### Task instructions
a) Using the text on ocean measurements, explain in one to three sentences why it claims Mars has been measured more completely than Earth's oceans.
b) Continue the text on ocean measurements from its last sentence.

### Text section
Yet we have a more comprehensive set of measurements of the planet Mars than we do of the oceans of the Earth:
"But even with all the technology that we have today -- satellites, buoys, underwater vehicles and ship tracks -- we have better maps of the surface of Mars and the moon than we do the bottom of the ocean. We know very, very little about most of the ocean. This is especially true for the middle and deeper parts far away from the coasts."(NASA, emphasis added). The Dredd Blog struggles to change all that by using all of what we now have (The World According To Measurements, 2, 3, 4, 5, 6, 7, 8, 9, 10, 11, 12, 13, 14, 15, 16, 17, 18, 19, 20, 21, 22, 23).
Today's post is about the reality that we are still behind in this endeavor to find out where we are in terms of our own planet (You Are Here).
I recently updated the OMG, WHOI, and SOCCOM sections of the Dredd Blog databases composed of in situ ocean measurements, which along with the WOD data itself (about 5.5 billion in situ measurements - WOD Update) gives us a workable trend view.

### Dataset content
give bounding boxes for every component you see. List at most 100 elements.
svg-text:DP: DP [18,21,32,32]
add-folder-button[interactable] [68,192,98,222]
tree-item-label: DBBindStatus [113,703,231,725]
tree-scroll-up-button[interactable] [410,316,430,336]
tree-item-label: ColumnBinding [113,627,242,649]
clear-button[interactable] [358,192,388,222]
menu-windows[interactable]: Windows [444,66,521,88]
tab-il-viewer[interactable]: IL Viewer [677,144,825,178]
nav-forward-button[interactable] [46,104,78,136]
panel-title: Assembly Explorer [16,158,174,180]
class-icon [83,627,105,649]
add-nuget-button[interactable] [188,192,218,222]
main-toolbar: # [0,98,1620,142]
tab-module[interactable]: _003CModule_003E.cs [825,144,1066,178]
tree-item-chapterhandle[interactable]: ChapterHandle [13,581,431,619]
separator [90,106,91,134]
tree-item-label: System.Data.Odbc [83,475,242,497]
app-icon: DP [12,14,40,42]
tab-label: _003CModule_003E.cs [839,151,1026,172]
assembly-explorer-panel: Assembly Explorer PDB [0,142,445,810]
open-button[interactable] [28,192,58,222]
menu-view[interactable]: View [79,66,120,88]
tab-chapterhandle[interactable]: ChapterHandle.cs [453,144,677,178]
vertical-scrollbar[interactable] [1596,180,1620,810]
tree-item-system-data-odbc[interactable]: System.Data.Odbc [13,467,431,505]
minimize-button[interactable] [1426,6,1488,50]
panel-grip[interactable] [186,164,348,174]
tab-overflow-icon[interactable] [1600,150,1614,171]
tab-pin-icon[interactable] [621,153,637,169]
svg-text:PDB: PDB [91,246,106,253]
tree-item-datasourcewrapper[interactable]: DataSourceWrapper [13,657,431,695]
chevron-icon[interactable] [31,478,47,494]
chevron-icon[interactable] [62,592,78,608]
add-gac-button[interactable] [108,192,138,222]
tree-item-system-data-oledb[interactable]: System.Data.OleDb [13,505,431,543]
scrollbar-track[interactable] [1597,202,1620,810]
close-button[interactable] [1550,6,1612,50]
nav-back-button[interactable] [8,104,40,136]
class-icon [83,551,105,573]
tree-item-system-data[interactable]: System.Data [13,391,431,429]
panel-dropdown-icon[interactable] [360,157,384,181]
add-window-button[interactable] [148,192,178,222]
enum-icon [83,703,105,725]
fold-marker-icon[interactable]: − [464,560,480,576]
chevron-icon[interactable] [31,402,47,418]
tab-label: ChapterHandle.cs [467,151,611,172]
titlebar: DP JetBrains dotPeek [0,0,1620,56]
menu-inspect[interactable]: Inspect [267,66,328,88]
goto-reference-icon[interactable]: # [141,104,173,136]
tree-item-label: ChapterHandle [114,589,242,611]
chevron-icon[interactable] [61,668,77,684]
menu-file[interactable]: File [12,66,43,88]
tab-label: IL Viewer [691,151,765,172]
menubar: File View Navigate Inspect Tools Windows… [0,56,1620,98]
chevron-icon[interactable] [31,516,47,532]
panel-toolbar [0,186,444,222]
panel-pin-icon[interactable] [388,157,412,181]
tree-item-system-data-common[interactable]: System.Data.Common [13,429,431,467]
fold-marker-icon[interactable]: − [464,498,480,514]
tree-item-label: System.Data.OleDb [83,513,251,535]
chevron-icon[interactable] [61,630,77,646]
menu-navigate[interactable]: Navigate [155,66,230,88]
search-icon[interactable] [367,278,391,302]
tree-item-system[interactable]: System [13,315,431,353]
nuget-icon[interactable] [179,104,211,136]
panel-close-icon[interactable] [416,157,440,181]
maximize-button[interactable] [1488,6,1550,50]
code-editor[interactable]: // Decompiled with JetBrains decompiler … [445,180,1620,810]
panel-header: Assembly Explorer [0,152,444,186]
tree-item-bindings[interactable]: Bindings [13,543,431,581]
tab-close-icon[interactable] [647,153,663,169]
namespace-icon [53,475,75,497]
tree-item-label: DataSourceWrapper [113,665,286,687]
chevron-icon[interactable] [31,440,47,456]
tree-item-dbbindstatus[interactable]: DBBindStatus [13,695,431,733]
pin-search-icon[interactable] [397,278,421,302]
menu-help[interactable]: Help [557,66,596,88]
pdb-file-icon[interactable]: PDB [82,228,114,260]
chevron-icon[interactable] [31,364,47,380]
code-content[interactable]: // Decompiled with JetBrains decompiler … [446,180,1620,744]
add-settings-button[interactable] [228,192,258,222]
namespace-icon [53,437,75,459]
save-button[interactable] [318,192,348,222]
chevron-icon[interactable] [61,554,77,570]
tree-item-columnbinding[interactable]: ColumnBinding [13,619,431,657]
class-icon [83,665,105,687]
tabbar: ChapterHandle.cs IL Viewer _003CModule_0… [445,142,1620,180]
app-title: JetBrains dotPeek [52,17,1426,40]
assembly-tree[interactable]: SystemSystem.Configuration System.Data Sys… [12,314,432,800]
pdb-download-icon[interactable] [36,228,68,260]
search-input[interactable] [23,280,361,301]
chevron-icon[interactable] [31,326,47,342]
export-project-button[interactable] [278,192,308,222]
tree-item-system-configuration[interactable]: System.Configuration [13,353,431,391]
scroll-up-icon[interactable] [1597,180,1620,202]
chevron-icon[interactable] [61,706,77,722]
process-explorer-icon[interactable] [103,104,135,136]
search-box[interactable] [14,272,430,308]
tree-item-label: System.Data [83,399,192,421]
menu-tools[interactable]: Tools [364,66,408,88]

### Answers to the exercises
a) It quotes NASA: even with satellites, buoys, underwater vehicles and ship tracks, we have better maps of the surface of Mars and the moon than of the bottom of the ocean. Very little is known about most of the ocean, especially its middle and deeper parts far from the coasts.

b)
Even with all that being available, one of the appendices to today's post shows a lot of zero percentages for widespread areas of the ocean, indicating that arguably it has not yet been explored sufficiently (Appendix One).
Appendix One contains Pelagic Depth percentages that add up to ~100% for each year that data was collected by hard working scientists and then stored in those data sets.
The other appendix is composed of graphs that include the trend view using all of the data, including the updates (Appendix Two).
IV. Closing Comments
We have a long way to go before we know as much as we should know don't we?